**Saved entries**
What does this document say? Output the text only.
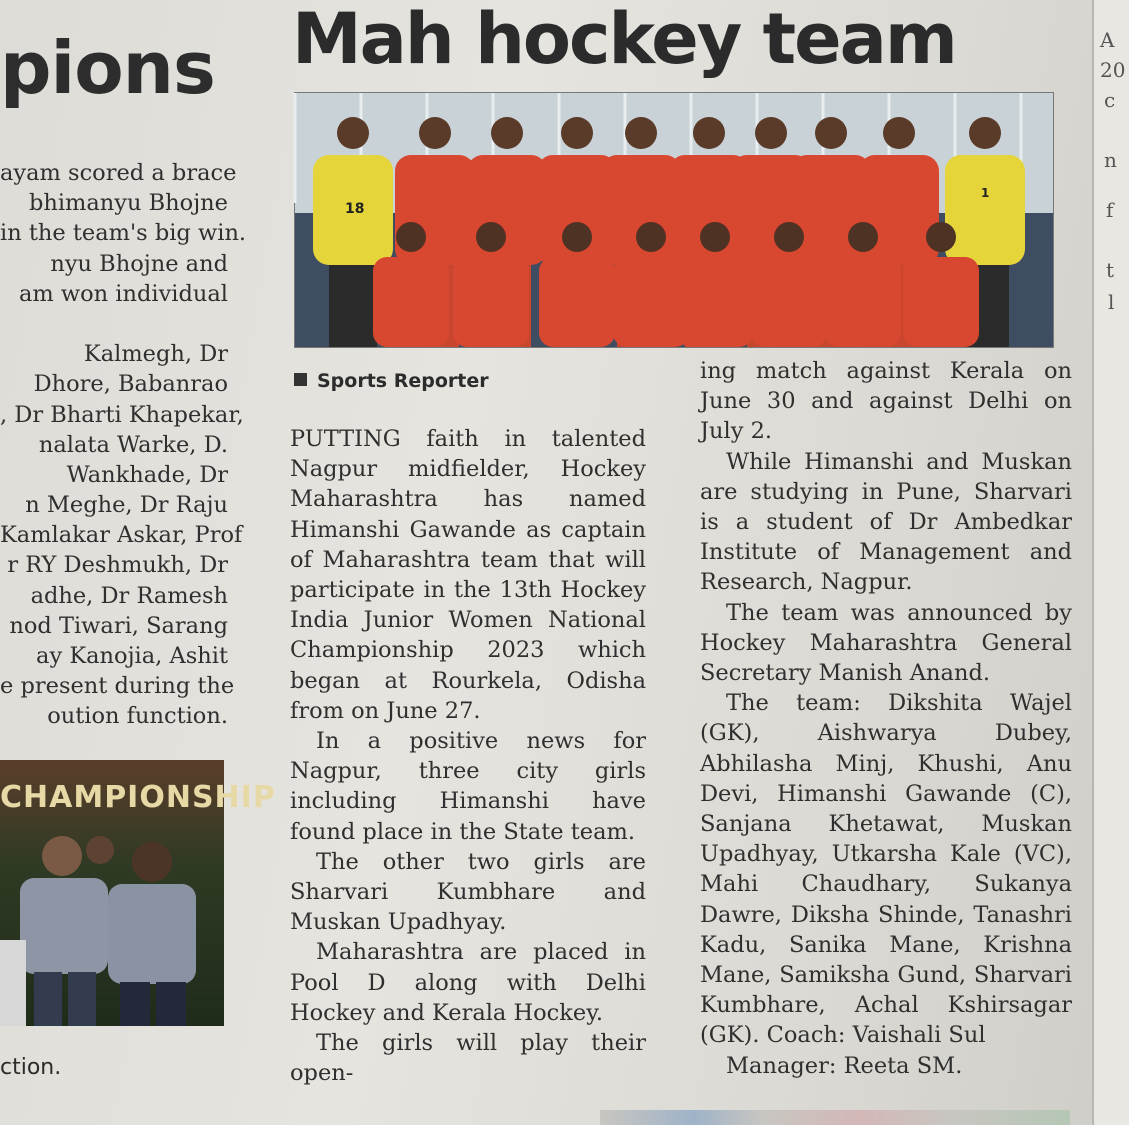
A
20
c
n
f
t
l
pions

ayam scored a brace

bhimanyu Bhojne

in the team's big win.

nyu Bhojne and

am won individual

Kalmegh, Dr

Dhore, Babanrao

, Dr Bharti Khapekar,

nalata Warke, D.

Wankhade, Dr

n Meghe, Dr Raju

Kamlakar Askar, Prof

r RY Deshmukh, Dr

adhe, Dr Ramesh

nod Tiwari, Sarang

ay Kanojia, Ashit

e present during the

oution function.

CHAMPIONSHIP
ction.
Mah hockey team
18
1
Sports Reporter

PUTTING faith in talented Nagpur midfielder, Hockey Maharashtra has named Himanshi Gawande as captain of Maharashtra team that will participate in the 13th Hockey India Junior Women National Championship 2023 which began at Rourkela, Odisha from on June 27.

In a positive news for Nagpur, three city girls including Himanshi have found place in the State team.

The other two girls are Sharvari Kumbhare and Muskan Upadhyay.

Maharashtra are placed in Pool D along with Delhi Hockey and Kerala Hockey.

The girls will play their open-

ing match against Kerala on June 30 and against Delhi on July 2.

While Himanshi and Muskan are studying in Pune, Sharvari is a student of Dr Ambedkar Institute of Management and Research, Nagpur.

The team was announced by Hockey Maharashtra General Secretary Manish Anand.

The team: Dikshita Wajel (GK), Aishwarya Dubey, Abhilasha Minj, Khushi, Anu Devi, Himanshi Gawande (C), Sanjana Khetawat, Muskan Upadhyay, Utkarsha Kale (VC), Mahi Chaudhary, Sukanya Dawre, Diksha Shinde, Tanashri Kadu, Sanika Mane, Krishna Mane, Samiksha Gund, Sharvari Kumbhare, Achal Kshirsagar (GK). Coach: Vaishali Sul

Manager: Reeta SM.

**EXERCISE**
Word for word, quote the full listing, omitting every picture.

**REPLY**
What does this document say? Output the text only.
A
20
c
n
f
t
l
pions

ayam scored a brace

bhimanyu Bhojne

in the team's big win.

nyu Bhojne and

am won individual

Kalmegh, Dr

Dhore, Babanrao

, Dr Bharti Khapekar,

nalata Warke, D.

Wankhade, Dr

n Meghe, Dr Raju

Kamlakar Askar, Prof

r RY Deshmukh, Dr

adhe, Dr Ramesh

nod Tiwari, Sarang

ay Kanojia, Ashit

e present during the

oution function.

CHAMPIONSHIP
ction.
Mah hockey team
18
1
Sports Reporter

PUTTING faith in talented Nagpur midfielder, Hockey Maharashtra has named Himanshi Gawande as captain of Maharashtra team that will participate in the 13th Hockey India Junior Women National Championship 2023 which began at Rourkela, Odisha from on June 27.

In a positive news for Nagpur, three city girls including Himanshi have found place in the State team.

The other two girls are Sharvari Kumbhare and Muskan Upadhyay.

Maharashtra are placed in Pool D along with Delhi Hockey and Kerala Hockey.

The girls will play their open-

ing match against Kerala on June 30 and against Delhi on July 2.

While Himanshi and Muskan are studying in Pune, Sharvari is a student of Dr Ambedkar Institute of Management and Research, Nagpur.

The team was announced by Hockey Maharashtra General Secretary Manish Anand.

The team: Dikshita Wajel (GK), Aishwarya Dubey, Abhilasha Minj, Khushi, Anu Devi, Himanshi Gawande (C), Sanjana Khetawat, Muskan Upadhyay, Utkarsha Kale (VC), Mahi Chaudhary, Sukanya Dawre, Diksha Shinde, Tanashri Kadu, Sanika Mane, Krishna Mane, Samiksha Gund, Sharvari Kumbhare, Achal Kshirsagar (GK). Coach: Vaishali Sul

Manager: Reeta SM.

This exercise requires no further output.